* Data excerpts
####################

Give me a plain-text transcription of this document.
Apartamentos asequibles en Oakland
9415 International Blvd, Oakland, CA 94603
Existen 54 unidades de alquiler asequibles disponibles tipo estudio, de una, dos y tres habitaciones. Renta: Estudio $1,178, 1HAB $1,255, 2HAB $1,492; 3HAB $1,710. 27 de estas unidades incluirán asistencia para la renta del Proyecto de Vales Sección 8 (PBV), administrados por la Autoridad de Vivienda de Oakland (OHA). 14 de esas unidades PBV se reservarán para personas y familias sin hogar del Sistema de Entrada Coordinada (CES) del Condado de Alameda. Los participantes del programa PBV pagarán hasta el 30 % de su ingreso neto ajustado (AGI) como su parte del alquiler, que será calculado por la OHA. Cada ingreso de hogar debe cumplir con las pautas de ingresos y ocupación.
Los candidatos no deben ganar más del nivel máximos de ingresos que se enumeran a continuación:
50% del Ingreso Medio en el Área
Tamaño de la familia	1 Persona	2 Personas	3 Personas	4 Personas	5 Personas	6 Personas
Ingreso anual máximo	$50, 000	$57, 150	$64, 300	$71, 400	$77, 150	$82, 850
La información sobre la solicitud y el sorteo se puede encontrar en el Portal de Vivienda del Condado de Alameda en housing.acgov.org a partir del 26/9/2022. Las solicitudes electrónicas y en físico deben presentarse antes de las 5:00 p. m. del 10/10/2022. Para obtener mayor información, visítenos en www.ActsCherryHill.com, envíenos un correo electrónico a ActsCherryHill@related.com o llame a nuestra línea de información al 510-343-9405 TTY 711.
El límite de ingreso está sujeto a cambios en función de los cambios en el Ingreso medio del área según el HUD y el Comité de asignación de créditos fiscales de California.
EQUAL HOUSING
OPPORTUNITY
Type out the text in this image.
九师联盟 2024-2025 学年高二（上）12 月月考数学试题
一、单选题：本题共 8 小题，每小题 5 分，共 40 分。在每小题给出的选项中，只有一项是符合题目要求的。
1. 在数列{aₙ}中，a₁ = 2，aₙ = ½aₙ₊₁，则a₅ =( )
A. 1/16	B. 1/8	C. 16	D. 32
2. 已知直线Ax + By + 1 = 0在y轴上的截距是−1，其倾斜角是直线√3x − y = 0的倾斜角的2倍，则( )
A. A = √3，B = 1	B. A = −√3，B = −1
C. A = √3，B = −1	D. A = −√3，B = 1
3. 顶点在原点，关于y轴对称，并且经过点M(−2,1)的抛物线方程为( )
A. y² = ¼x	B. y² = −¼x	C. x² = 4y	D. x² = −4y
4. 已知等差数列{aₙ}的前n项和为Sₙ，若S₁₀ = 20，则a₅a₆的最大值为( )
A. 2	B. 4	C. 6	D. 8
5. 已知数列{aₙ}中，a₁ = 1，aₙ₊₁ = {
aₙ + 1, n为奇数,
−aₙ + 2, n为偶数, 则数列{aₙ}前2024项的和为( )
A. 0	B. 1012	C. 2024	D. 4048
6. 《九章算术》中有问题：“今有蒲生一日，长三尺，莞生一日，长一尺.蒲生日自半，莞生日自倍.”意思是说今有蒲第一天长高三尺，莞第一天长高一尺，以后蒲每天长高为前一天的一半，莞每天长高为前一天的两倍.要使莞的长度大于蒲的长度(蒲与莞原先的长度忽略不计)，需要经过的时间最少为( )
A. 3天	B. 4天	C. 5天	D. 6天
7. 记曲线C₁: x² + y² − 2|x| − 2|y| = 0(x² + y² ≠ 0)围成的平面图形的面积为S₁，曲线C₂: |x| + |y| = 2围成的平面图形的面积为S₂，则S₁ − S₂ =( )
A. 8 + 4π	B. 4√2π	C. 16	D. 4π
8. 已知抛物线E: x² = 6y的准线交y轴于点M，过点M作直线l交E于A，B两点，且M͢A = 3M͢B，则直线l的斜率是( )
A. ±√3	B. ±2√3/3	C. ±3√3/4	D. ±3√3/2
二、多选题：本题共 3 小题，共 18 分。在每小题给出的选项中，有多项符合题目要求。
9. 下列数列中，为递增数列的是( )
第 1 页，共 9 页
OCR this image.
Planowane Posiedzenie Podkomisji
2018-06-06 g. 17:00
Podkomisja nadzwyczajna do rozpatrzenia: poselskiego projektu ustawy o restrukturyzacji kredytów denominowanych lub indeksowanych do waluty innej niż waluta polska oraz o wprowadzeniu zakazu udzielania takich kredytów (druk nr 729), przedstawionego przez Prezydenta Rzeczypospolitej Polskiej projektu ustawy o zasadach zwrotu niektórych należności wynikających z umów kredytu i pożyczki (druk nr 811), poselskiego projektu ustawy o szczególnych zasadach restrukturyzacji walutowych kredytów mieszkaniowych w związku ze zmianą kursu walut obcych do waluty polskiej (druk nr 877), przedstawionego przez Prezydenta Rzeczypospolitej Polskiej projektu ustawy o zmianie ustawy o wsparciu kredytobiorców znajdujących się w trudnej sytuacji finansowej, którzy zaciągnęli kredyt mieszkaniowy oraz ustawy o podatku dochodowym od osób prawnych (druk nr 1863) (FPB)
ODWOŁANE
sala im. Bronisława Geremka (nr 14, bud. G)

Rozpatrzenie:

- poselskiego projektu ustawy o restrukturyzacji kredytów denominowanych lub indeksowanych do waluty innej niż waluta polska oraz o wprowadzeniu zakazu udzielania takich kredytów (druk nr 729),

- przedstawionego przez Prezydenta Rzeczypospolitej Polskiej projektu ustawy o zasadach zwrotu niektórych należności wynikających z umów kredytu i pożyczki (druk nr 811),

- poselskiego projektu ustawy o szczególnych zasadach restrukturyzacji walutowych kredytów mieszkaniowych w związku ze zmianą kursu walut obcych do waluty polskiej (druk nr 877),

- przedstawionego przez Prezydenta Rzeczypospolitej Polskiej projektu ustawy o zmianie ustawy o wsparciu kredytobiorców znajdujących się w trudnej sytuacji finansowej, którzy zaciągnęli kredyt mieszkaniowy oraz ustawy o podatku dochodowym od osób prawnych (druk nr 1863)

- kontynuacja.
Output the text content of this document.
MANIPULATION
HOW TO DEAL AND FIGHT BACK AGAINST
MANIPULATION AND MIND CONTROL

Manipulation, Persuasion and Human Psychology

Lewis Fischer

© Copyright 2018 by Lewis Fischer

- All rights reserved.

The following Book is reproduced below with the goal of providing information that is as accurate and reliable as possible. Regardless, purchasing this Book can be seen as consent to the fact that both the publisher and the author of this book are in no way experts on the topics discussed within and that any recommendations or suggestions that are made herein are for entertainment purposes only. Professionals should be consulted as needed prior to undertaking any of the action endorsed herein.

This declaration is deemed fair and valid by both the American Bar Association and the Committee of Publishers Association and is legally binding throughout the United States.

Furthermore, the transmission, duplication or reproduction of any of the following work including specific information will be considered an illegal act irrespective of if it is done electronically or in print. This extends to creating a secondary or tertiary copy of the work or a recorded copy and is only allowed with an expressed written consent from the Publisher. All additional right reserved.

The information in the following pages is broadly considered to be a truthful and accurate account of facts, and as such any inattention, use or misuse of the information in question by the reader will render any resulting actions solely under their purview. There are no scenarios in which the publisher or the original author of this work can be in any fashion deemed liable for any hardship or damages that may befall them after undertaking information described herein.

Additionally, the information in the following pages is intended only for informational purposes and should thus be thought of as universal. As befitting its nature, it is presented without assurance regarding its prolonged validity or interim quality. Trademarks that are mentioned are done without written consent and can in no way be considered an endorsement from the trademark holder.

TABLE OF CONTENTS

####################

* Problem details
Determine the number of lines in the data that contain "deemed" as a word or string, and state only that number.

* Completed exercise
2